Exercise prompt →
Your task is to filter the data below down to the lines holding "ylabel".

Data section →
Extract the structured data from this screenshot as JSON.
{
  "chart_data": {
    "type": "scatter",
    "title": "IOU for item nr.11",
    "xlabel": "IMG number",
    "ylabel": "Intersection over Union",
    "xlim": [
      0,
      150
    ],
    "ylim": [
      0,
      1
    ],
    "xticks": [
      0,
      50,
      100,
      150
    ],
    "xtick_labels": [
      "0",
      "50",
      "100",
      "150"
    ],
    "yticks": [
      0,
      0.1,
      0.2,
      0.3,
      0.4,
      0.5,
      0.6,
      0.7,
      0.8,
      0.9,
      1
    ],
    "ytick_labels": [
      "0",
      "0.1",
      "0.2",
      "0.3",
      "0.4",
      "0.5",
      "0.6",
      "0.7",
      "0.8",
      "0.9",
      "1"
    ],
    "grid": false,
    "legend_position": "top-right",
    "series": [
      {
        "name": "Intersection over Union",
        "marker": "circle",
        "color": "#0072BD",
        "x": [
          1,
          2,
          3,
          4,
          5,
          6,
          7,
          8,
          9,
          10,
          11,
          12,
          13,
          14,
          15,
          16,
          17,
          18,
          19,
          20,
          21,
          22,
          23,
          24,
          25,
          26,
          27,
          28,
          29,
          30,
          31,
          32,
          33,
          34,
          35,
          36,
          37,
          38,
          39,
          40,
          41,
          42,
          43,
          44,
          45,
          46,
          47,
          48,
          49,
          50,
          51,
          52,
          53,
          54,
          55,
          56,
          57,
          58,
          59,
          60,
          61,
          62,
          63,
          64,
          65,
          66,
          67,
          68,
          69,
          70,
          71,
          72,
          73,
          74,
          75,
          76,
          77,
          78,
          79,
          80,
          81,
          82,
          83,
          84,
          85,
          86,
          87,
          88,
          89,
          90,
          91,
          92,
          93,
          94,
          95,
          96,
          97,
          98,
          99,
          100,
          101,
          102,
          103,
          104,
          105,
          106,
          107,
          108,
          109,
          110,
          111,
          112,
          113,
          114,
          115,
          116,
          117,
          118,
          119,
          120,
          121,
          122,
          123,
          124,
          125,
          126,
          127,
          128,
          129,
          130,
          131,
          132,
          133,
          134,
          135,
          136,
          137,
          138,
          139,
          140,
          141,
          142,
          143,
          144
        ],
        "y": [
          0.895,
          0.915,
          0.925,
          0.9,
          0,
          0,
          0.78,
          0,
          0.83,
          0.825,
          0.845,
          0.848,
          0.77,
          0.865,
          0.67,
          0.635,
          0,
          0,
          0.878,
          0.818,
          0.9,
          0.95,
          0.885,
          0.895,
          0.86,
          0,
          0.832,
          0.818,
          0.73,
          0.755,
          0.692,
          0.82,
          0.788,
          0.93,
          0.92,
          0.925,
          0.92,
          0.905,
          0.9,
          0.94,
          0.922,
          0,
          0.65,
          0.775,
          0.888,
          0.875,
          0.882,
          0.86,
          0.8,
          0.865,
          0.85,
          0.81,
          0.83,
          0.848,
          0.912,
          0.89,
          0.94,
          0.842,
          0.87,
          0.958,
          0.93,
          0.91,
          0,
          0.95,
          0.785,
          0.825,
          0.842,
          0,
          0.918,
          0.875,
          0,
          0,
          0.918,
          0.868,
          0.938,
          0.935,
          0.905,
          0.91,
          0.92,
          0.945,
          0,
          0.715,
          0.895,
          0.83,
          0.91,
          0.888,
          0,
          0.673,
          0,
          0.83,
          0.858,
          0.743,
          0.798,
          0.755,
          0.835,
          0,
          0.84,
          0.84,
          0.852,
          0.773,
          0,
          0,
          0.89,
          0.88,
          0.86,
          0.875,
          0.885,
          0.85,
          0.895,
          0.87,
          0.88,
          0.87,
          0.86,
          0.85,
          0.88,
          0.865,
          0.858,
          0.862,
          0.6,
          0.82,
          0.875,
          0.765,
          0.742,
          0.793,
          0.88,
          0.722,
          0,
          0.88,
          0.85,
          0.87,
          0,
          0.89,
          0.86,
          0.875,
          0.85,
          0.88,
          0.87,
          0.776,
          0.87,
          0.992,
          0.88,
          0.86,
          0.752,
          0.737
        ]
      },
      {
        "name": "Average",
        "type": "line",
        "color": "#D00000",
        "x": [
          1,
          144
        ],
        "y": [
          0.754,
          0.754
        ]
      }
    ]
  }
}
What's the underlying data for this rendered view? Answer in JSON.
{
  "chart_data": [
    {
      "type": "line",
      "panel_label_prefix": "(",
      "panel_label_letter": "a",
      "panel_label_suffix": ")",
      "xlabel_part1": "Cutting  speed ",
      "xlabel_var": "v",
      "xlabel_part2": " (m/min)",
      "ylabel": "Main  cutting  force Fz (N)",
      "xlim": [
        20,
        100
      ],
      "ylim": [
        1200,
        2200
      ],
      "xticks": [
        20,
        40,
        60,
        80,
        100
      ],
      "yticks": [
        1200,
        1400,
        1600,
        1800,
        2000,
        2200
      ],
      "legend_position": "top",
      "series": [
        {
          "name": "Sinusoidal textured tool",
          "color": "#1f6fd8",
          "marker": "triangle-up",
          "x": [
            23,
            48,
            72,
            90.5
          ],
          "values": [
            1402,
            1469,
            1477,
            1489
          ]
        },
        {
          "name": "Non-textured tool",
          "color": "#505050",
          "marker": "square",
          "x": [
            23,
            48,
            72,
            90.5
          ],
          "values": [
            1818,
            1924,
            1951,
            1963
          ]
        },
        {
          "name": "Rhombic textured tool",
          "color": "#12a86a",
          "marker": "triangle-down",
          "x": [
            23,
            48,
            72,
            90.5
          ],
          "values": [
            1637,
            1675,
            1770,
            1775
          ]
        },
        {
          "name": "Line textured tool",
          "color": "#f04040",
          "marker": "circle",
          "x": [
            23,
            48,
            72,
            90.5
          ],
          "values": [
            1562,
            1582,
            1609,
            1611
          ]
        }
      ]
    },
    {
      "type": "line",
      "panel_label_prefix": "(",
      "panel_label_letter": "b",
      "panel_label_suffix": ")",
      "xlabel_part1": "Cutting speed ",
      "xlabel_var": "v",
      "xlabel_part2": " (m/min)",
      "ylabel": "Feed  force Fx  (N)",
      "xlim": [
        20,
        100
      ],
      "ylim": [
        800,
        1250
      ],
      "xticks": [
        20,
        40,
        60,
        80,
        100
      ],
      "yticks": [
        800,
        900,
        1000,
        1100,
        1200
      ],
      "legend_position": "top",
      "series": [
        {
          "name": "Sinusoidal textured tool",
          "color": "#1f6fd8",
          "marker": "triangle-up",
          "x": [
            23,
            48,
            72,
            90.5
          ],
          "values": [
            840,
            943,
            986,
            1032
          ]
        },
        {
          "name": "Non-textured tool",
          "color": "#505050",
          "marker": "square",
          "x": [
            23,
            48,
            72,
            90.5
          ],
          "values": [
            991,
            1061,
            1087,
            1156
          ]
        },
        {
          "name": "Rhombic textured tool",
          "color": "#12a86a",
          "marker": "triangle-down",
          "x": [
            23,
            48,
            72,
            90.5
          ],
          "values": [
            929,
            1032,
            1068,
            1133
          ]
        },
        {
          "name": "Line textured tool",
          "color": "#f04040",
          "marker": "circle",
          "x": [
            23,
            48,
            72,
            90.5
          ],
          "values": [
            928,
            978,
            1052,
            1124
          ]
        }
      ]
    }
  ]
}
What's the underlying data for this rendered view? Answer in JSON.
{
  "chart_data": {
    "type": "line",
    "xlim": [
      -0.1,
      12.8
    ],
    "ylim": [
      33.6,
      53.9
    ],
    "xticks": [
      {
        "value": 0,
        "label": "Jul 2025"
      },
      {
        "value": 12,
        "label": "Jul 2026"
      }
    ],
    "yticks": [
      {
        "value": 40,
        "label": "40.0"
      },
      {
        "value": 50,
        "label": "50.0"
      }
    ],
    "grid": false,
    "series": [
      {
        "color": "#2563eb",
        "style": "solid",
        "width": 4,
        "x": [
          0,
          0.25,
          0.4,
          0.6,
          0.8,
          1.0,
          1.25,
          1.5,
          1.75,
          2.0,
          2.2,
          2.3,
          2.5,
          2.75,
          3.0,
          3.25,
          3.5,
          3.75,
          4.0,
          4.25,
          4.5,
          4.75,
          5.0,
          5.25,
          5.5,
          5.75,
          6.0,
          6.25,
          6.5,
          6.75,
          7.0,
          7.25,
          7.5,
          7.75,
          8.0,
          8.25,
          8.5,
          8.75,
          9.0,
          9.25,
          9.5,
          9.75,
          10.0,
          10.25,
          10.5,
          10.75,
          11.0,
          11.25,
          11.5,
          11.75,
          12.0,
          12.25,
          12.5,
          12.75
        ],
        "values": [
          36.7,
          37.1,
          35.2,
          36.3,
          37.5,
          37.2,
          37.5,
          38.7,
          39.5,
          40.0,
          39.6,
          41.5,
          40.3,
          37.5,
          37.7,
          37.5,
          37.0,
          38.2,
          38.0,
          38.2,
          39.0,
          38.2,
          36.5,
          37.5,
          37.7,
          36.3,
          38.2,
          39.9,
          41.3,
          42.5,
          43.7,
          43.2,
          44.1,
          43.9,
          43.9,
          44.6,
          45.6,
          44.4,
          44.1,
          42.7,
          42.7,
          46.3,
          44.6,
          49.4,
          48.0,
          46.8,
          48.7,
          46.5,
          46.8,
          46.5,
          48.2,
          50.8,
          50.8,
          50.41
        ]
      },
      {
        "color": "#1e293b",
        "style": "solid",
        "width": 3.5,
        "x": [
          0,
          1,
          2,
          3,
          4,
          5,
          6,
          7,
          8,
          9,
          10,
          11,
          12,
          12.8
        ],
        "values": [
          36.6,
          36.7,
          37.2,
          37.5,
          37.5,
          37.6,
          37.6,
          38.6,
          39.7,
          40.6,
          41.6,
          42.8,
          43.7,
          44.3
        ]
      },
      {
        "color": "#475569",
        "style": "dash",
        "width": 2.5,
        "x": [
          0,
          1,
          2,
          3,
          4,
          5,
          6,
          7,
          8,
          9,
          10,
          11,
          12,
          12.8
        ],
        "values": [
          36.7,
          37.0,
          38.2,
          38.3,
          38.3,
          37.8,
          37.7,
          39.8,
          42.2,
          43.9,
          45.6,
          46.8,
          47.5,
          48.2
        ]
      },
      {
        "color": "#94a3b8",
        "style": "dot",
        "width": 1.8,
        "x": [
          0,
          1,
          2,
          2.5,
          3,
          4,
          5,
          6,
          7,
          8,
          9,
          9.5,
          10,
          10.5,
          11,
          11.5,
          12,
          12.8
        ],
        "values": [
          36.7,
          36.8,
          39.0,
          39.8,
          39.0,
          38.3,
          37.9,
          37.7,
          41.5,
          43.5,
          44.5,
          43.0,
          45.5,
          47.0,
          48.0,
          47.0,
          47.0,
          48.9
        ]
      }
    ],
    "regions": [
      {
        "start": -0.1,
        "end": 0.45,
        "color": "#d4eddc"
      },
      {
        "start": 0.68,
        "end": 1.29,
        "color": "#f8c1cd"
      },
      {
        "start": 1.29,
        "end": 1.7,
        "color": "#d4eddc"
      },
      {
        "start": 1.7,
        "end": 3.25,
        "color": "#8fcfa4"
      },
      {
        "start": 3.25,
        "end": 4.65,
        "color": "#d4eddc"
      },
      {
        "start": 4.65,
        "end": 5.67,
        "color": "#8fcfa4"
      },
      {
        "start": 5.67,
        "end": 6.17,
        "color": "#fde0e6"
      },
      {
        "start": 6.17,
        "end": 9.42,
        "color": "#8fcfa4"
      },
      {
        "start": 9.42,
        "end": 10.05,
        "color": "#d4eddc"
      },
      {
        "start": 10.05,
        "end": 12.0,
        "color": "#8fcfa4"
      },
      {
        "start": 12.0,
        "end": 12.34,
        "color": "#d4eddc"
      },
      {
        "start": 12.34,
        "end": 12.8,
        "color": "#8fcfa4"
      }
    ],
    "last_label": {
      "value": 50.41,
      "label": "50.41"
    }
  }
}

Output below →
    "ylabel": "Intersection over Union",
      "ylabel": "Main  cutting  force Fz (N)",
      "ylabel": "Feed  force Fx  (N)",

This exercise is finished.